Task brief:
Repeat the entire listing exactly.
════════════════════
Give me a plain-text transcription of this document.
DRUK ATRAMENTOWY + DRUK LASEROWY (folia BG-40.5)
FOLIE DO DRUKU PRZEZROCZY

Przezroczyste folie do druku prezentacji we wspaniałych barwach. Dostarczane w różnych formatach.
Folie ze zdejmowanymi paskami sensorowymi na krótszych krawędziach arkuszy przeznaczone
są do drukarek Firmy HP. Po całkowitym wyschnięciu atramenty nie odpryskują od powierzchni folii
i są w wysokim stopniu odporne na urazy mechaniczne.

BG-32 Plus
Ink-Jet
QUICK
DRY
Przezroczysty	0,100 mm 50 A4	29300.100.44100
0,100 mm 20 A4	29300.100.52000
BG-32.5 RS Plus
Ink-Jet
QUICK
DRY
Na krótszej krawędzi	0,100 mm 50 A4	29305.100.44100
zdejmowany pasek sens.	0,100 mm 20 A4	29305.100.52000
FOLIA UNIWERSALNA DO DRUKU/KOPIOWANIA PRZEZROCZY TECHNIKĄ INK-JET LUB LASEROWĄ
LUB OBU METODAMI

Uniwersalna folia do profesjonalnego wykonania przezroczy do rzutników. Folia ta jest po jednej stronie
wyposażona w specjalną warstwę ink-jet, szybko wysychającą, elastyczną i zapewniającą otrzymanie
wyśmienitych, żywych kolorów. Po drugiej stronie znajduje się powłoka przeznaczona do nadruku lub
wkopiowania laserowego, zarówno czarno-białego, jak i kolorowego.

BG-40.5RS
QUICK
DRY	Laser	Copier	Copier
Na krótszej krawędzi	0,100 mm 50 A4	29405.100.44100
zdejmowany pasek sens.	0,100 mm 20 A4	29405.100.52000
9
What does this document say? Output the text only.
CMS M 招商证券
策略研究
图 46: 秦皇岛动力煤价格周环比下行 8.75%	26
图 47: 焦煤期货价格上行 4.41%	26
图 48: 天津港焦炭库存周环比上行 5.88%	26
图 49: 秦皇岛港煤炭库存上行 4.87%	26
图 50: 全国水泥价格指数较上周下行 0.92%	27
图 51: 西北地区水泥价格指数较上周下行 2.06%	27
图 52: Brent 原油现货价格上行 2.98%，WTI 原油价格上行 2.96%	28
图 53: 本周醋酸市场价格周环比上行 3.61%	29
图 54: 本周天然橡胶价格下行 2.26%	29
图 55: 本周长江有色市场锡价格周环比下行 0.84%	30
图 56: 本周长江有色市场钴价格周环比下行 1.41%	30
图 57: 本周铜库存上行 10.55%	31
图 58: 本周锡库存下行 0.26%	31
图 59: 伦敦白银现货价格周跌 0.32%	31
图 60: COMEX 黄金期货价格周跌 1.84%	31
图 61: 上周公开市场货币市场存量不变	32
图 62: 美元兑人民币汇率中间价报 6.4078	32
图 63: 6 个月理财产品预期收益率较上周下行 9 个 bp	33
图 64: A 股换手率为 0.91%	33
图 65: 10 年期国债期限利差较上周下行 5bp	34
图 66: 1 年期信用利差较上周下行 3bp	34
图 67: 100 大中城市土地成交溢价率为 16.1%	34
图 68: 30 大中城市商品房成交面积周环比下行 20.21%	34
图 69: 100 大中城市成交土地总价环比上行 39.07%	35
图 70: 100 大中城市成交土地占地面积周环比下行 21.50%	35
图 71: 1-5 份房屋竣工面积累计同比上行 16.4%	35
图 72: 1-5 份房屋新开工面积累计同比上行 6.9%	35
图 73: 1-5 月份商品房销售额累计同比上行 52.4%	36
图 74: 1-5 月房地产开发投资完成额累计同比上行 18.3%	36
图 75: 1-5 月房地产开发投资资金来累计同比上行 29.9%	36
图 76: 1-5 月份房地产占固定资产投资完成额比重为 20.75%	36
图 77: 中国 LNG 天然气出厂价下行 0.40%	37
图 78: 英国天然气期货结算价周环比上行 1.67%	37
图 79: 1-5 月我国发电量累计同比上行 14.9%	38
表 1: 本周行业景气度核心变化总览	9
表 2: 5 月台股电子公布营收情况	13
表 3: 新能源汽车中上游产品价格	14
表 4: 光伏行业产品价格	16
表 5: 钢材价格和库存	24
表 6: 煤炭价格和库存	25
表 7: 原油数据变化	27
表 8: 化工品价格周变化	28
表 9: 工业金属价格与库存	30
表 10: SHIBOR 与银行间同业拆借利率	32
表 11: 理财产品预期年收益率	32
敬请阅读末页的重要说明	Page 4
════════════════════
The reply:
Give me a plain-text transcription of this document.
DRUK ATRAMENTOWY + DRUK LASEROWY (folia BG-40.5)
FOLIE DO DRUKU PRZEZROCZY

Przezroczyste folie do druku prezentacji we wspaniałych barwach. Dostarczane w różnych formatach.
Folie ze zdejmowanymi paskami sensorowymi na krótszych krawędziach arkuszy przeznaczone
są do drukarek Firmy HP. Po całkowitym wyschnięciu atramenty nie odpryskują od powierzchni folii
i są w wysokim stopniu odporne na urazy mechaniczne.

BG-32 Plus
Ink-Jet
QUICK
DRY
Przezroczysty	0,100 mm 50 A4	29300.100.44100
0,100 mm 20 A4	29300.100.52000
BG-32.5 RS Plus
Ink-Jet
QUICK
DRY
Na krótszej krawędzi	0,100 mm 50 A4	29305.100.44100
zdejmowany pasek sens.	0,100 mm 20 A4	29305.100.52000
FOLIA UNIWERSALNA DO DRUKU/KOPIOWANIA PRZEZROCZY TECHNIKĄ INK-JET LUB LASEROWĄ
LUB OBU METODAMI

Uniwersalna folia do profesjonalnego wykonania przezroczy do rzutników. Folia ta jest po jednej stronie
wyposażona w specjalną warstwę ink-jet, szybko wysychającą, elastyczną i zapewniającą otrzymanie
wyśmienitych, żywych kolorów. Po drugiej stronie znajduje się powłoka przeznaczona do nadruku lub
wkopiowania laserowego, zarówno czarno-białego, jak i kolorowego.

BG-40.5RS
QUICK
DRY	Laser	Copier	Copier
Na krótszej krawędzi	0,100 mm 50 A4	29405.100.44100
zdejmowany pasek sens.	0,100 mm 20 A4	29405.100.52000
9
What does this document say? Output the text only.
CMS M 招商证券
策略研究
图 46: 秦皇岛动力煤价格周环比下行 8.75%	26
图 47: 焦煤期货价格上行 4.41%	26
图 48: 天津港焦炭库存周环比上行 5.88%	26
图 49: 秦皇岛港煤炭库存上行 4.87%	26
图 50: 全国水泥价格指数较上周下行 0.92%	27
图 51: 西北地区水泥价格指数较上周下行 2.06%	27
图 52: Brent 原油现货价格上行 2.98%，WTI 原油价格上行 2.96%	28
图 53: 本周醋酸市场价格周环比上行 3.61%	29
图 54: 本周天然橡胶价格下行 2.26%	29
图 55: 本周长江有色市场锡价格周环比下行 0.84%	30
图 56: 本周长江有色市场钴价格周环比下行 1.41%	30
图 57: 本周铜库存上行 10.55%	31
图 58: 本周锡库存下行 0.26%	31
图 59: 伦敦白银现货价格周跌 0.32%	31
图 60: COMEX 黄金期货价格周跌 1.84%	31
图 61: 上周公开市场货币市场存量不变	32
图 62: 美元兑人民币汇率中间价报 6.4078	32
图 63: 6 个月理财产品预期收益率较上周下行 9 个 bp	33
图 64: A 股换手率为 0.91%	33
图 65: 10 年期国债期限利差较上周下行 5bp	34
图 66: 1 年期信用利差较上周下行 3bp	34
图 67: 100 大中城市土地成交溢价率为 16.1%	34
图 68: 30 大中城市商品房成交面积周环比下行 20.21%	34
图 69: 100 大中城市成交土地总价环比上行 39.07%	35
图 70: 100 大中城市成交土地占地面积周环比下行 21.50%	35
图 71: 1-5 份房屋竣工面积累计同比上行 16.4%	35
图 72: 1-5 份房屋新开工面积累计同比上行 6.9%	35
图 73: 1-5 月份商品房销售额累计同比上行 52.4%	36
图 74: 1-5 月房地产开发投资完成额累计同比上行 18.3%	36
图 75: 1-5 月房地产开发投资资金来累计同比上行 29.9%	36
图 76: 1-5 月份房地产占固定资产投资完成额比重为 20.75%	36
图 77: 中国 LNG 天然气出厂价下行 0.40%	37
图 78: 英国天然气期货结算价周环比上行 1.67%	37
图 79: 1-5 月我国发电量累计同比上行 14.9%	38
表 1: 本周行业景气度核心变化总览	9
表 2: 5 月台股电子公布营收情况	13
表 3: 新能源汽车中上游产品价格	14
表 4: 光伏行业产品价格	16
表 5: 钢材价格和库存	24
表 6: 煤炭价格和库存	25
表 7: 原油数据变化	27
表 8: 化工品价格周变化	28
表 9: 工业金属价格与库存	30
表 10: SHIBOR 与银行间同业拆借利率	32
表 11: 理财产品预期年收益率	32
敬请阅读末页的重要说明	Page 4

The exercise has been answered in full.